Jordi Tarrés Páramo (alternately Jorge Tarrés Páramo, ; born 16 March 1981) is a former footballer who played as a forward, and is currently the assistant coach of Hong Kong Premier League club Lee Man.

He spent most of his professional career with Kitchee in Hong Kong after signing in 2010, eventually going on to represent that national team in 2017. He amassed Segunda División B totals of 203 games and 44 goals over the course of eight seasons, during his spell in his native Spain.

Club career

Spain
Tarrés was born in Barcelona, Catalonia to Isidoro Tarrés, a footballer who played FC Barcelona and amongst other clubs. The son was a youth product of Espanyol and also appeared for its reserves in the third level, mostly representing teams in his native region.

In his country, Tarrés never competed in higher than Segunda División B, starting off with Igualada in Tercera División. In the former tier he played with Sabadell, Hércules, Terrassa and Lorca Deportiva.

Kitchee
Tarrés signed for Kitchee on 26 July 2010, being the second Spaniard to join the Hong Kong side after Fernando Recio. In his first season the club won the First Division League after 47 years, and he was also crowned the league's top scorer alongside Makhosonke Bhengu of Fourway Athletics. He also scored four goals in the 2012 AFC Cup group stage to help the team win the group, and progress to the last-16 stage of the tournament.

● **Tasks to perform**
(1) List every section heading in the Jordi Tarrés profile.
(2) Copy the stretch of the Jordi Tarrés profile from "He spent most" through "his native region.".

● **Data section**
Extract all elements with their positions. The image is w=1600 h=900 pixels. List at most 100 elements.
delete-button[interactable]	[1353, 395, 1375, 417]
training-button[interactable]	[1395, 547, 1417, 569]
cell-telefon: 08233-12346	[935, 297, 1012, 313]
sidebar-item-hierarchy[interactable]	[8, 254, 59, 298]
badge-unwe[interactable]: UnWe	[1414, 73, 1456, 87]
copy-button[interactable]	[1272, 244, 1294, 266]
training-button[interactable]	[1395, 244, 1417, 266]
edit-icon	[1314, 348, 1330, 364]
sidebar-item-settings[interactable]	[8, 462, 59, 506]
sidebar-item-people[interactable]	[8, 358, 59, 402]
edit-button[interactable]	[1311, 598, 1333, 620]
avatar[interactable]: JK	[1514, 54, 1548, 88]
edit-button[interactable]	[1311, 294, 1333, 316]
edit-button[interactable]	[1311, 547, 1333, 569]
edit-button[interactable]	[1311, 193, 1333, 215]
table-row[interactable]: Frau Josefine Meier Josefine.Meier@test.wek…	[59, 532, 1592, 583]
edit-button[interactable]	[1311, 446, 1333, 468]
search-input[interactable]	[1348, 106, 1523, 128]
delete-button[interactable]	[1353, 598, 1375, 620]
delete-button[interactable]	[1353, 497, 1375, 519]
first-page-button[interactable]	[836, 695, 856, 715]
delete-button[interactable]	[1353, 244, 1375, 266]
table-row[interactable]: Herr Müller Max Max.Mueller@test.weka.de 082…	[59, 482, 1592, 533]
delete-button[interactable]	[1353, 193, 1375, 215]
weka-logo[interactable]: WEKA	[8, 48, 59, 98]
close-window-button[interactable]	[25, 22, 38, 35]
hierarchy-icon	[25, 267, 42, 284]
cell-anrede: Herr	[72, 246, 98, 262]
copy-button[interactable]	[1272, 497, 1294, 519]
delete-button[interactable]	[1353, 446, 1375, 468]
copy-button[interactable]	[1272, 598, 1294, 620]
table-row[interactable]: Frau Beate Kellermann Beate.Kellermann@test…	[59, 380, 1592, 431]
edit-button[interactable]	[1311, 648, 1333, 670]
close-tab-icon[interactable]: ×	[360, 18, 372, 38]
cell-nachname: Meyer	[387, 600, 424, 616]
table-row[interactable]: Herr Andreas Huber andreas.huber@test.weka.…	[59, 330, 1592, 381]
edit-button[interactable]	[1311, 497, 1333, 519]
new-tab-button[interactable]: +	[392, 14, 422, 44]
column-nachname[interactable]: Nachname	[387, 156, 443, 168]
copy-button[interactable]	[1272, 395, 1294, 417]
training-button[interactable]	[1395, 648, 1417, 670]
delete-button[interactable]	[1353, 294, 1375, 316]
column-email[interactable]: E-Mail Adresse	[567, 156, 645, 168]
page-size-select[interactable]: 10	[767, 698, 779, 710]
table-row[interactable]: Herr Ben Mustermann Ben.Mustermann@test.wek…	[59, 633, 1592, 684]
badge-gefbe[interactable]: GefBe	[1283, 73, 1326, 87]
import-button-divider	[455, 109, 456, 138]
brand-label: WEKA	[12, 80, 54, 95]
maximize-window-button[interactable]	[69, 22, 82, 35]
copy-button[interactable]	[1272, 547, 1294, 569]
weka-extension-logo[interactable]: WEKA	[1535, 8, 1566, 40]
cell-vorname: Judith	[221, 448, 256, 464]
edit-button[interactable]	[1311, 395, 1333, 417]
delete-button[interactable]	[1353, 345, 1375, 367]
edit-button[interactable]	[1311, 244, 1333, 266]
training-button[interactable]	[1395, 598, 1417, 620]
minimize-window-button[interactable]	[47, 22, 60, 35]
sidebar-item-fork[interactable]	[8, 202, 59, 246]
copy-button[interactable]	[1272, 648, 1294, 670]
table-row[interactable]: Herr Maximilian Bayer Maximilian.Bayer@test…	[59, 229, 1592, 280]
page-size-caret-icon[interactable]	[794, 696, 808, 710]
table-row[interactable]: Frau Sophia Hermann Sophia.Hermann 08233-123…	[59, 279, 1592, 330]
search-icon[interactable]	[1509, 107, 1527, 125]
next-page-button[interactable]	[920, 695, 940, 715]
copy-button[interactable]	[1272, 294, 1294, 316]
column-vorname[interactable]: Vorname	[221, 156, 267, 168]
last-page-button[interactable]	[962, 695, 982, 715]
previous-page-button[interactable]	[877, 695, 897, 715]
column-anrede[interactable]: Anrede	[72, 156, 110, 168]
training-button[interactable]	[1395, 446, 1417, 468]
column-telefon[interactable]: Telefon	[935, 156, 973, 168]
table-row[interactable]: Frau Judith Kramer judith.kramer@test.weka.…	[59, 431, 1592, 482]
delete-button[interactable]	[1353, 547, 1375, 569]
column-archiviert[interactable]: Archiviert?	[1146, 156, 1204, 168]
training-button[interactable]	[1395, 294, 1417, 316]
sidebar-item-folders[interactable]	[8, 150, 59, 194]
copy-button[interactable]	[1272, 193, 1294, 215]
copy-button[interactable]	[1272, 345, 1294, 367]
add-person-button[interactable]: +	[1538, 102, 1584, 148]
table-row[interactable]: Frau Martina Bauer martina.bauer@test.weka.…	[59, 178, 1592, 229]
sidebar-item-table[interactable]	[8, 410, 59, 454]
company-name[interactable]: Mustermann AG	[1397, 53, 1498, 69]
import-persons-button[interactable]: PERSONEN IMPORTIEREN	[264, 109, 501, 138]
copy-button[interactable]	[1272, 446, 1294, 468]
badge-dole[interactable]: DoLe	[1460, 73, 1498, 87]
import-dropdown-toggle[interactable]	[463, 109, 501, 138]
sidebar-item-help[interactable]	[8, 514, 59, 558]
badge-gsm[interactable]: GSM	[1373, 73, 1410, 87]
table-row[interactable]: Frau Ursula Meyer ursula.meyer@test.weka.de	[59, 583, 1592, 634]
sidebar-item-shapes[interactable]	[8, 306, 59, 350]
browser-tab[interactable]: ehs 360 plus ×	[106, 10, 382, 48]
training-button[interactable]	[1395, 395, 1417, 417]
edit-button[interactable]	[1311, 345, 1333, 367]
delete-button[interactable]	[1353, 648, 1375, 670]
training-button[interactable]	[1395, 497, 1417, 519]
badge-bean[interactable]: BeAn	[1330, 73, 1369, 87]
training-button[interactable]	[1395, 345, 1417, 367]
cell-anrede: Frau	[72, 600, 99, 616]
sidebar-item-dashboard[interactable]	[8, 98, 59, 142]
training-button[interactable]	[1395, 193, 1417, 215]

● **Answers in order**
(1)
Club career
Spain
Kitchee

(2)
He spent most of his professional career with Kitchee in Hong Kong after signing in 2010, eventually going on to represent that national team in 2017. He amassed Segunda División B totals of 203 games and 44 goals over the course of eight seasons, during his spell in his native Spain.

Club career

Spain
Tarrés was born in Barcelona, Catalonia to Isidoro Tarrés, a footballer who played FC Barcelona and amongst other clubs. The son was a youth product of Espanyol and also appeared for its reserves in the third level, mostly representing teams in his native region.